(Dataset entries)
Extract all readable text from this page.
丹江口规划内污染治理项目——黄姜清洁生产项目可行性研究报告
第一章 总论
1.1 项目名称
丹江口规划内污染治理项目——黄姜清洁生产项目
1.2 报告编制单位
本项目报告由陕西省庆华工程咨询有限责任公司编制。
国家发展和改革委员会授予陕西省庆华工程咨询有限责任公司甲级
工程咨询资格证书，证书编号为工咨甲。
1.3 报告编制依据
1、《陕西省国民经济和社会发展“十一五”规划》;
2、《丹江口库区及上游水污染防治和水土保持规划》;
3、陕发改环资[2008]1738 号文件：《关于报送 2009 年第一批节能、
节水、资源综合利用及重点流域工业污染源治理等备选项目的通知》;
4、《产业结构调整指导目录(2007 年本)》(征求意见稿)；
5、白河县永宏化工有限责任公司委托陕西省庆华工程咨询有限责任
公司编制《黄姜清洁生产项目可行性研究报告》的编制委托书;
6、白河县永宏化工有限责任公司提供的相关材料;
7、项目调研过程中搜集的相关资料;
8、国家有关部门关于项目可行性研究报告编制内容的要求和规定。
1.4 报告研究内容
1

§ Instructions to follow:
Copy the records above exactly.

§ Task output:
Extract all readable text from this page.
丹江口规划内污染治理项目——黄姜清洁生产项目可行性研究报告
第一章 总论
1.1 项目名称
丹江口规划内污染治理项目——黄姜清洁生产项目
1.2 报告编制单位
本项目报告由陕西省庆华工程咨询有限责任公司编制。
国家发展和改革委员会授予陕西省庆华工程咨询有限责任公司甲级
工程咨询资格证书，证书编号为工咨甲。
1.3 报告编制依据
1、《陕西省国民经济和社会发展“十一五”规划》;
2、《丹江口库区及上游水污染防治和水土保持规划》;
3、陕发改环资[2008]1738 号文件：《关于报送 2009 年第一批节能、
节水、资源综合利用及重点流域工业污染源治理等备选项目的通知》;
4、《产业结构调整指导目录(2007 年本)》(征求意见稿)；
5、白河县永宏化工有限责任公司委托陕西省庆华工程咨询有限责任
公司编制《黄姜清洁生产项目可行性研究报告》的编制委托书;
6、白河县永宏化工有限责任公司提供的相关材料;
7、项目调研过程中搜集的相关资料;
8、国家有关部门关于项目可行性研究报告编制内容的要求和规定。
1.4 报告研究内容
1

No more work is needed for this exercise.